== DATA SECTION

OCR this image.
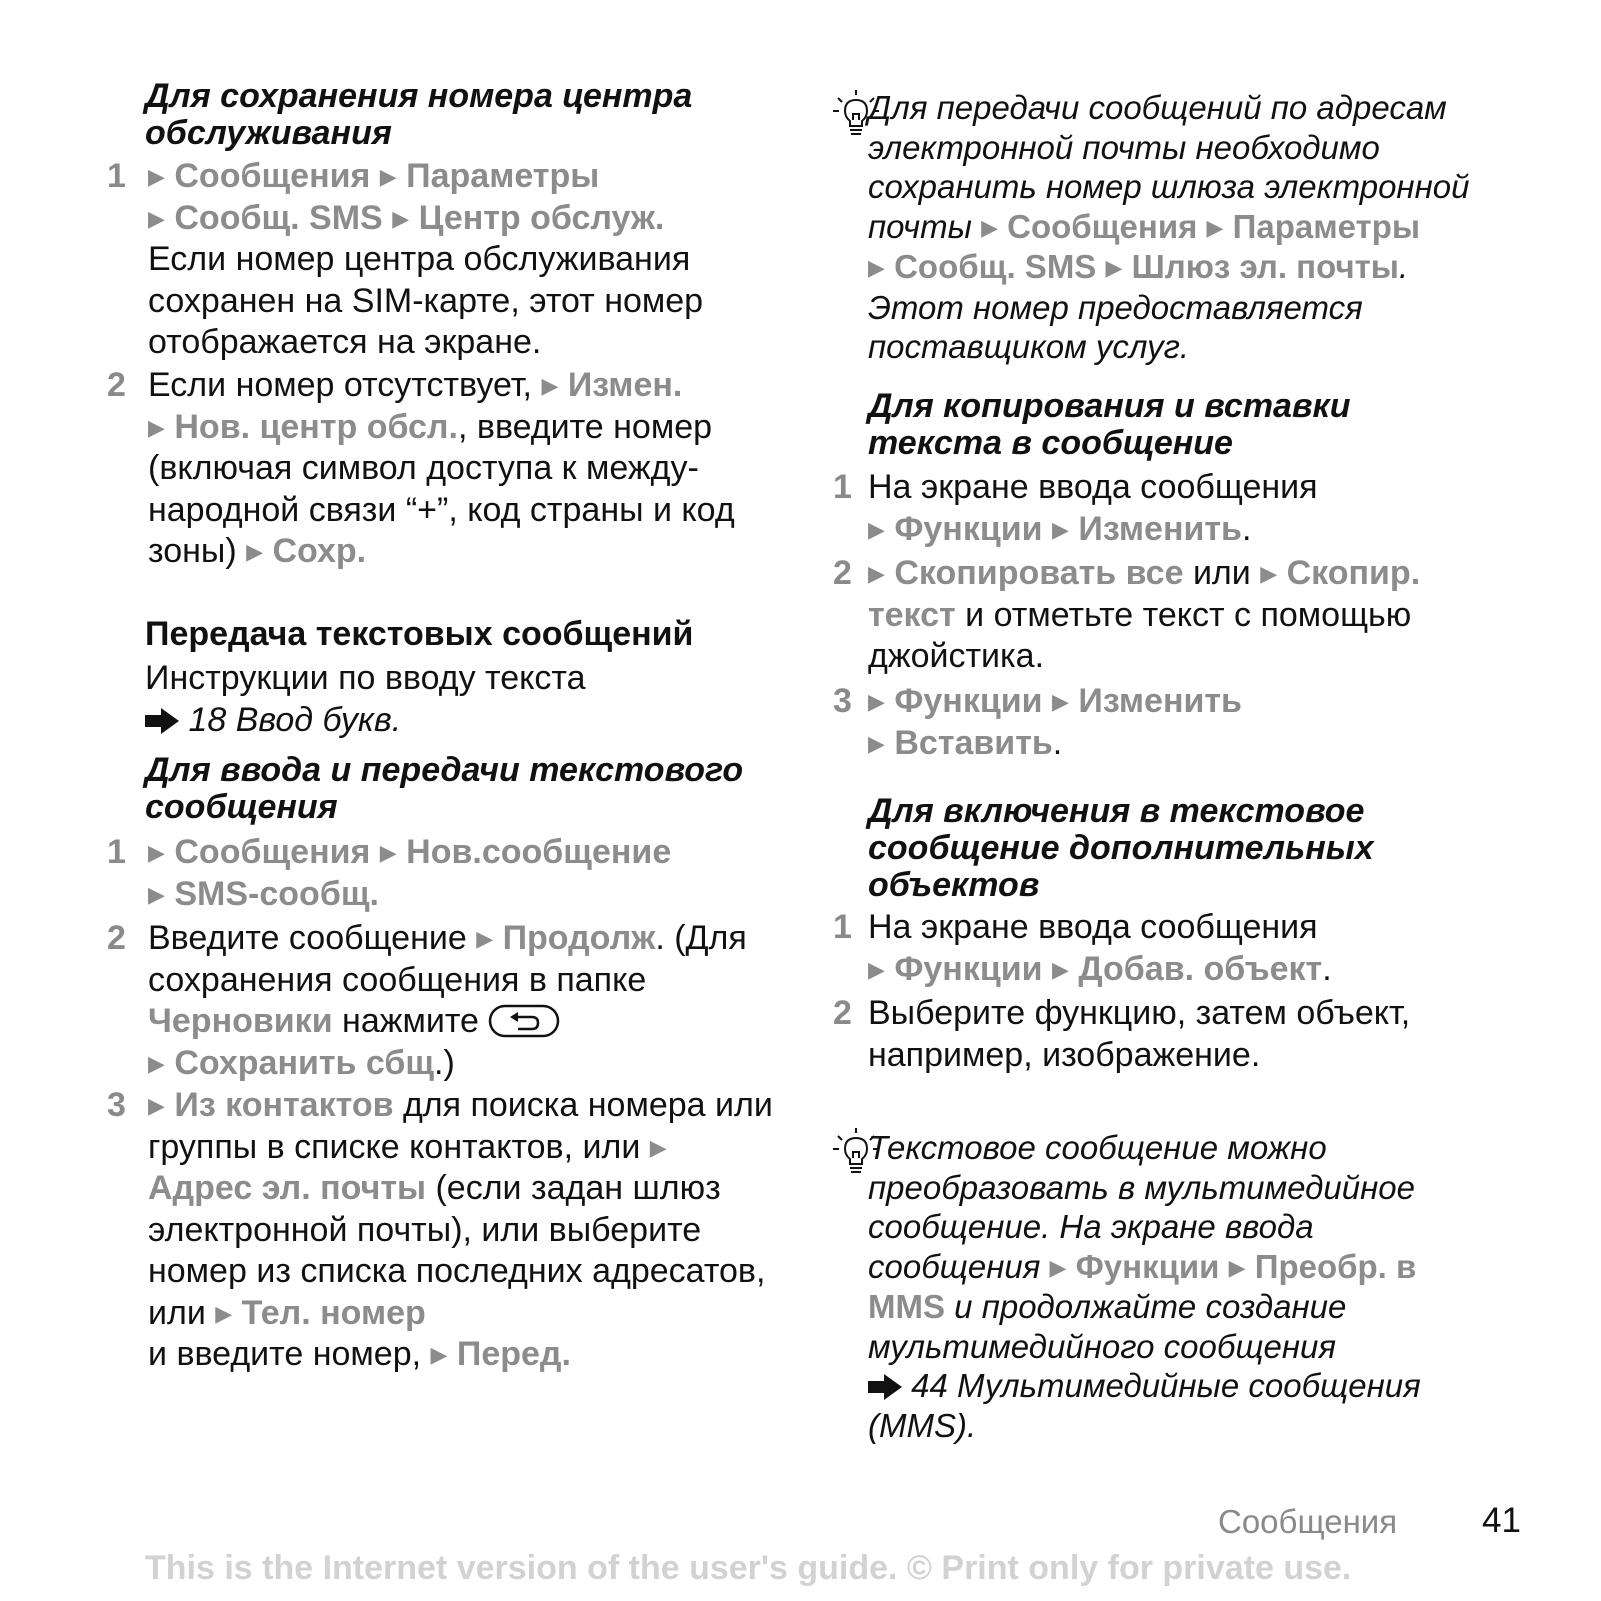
Для сохранения номера центра обслуживания
1	▶ Сообщения ▶ Параметры
▶ Сообщ. SMS ▶ Центр обслуж.
Если номер центра обслуживания сохранен на SIM-карте, этот номер отображается на экране.
2 Если номер отсутствует, ▶ Измен.
▶ Нов. центр обсл., введите номер (включая символ доступа к между-народной связи “+”, код страны и код зоны) ▶ Сохр.
Передача текстовых сообщений
Инструкции по вводу текста
18 Ввод букв.
Для ввода и передачи текстового сообщения
1	▶ Сообщения ▶ Нов.сообщение
▶ SMS-сообщ.
2 Введите сообщение ▶ Продолж. (Для сохранения сообщения в папке
Черновики нажмите
▶ Сохранить сбщ.)
3	▶ Из контактов для поиска номера или группы в списке контактов, или ▶ Адрес эл. почты (если задан шлюз электронной почты), или выберите номер из списка последних адресатов, или ▶ Тел. номер
и введите номер, ▶ Перед.
Для передачи сообщений по адресам электронной почты необходимо сохранить номер шлюза электронной почты ▶ Сообщения ▶ Параметры
▶ Сообщ. SMS ▶ Шлюз эл. почты. Этот номер предоставляется поставщиком услуг.
Для копирования и вставки текста в сообщение
1 На экране ввода сообщения
▶ Функции ▶ Изменить.
2 ▶ Скопировать все или ▶ Скопир. текст и отметьте текст с помощью джойстика.
3 ▶ Функции ▶ Изменить
▶ Вставить.
Для включения в текстовое сообщение дополнительных объектов
1 На экране ввода сообщения
▶ Функции ▶ Добав. объект.
2 Выберите функцию, затем объект, например, изображение.
Текстовое сообщение можно преобразовать в мультимедийное сообщение. На экране ввода сообщения ▶ Функции ▶ Преобр. в MMS и продолжайте создание мультимедийного сообщения
44 Мультимедийные сообщения (MMS).
Сообщения 41
This is the Internet version of the user's guide. © Print only for private use.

====

● **REQUIRED TASK**:
Where a line contains the string "текста", extract that line.

● **EXERCISE OUTPUT**:
Инструкции по вводу текста
Для копирования и вставки текста в сообщение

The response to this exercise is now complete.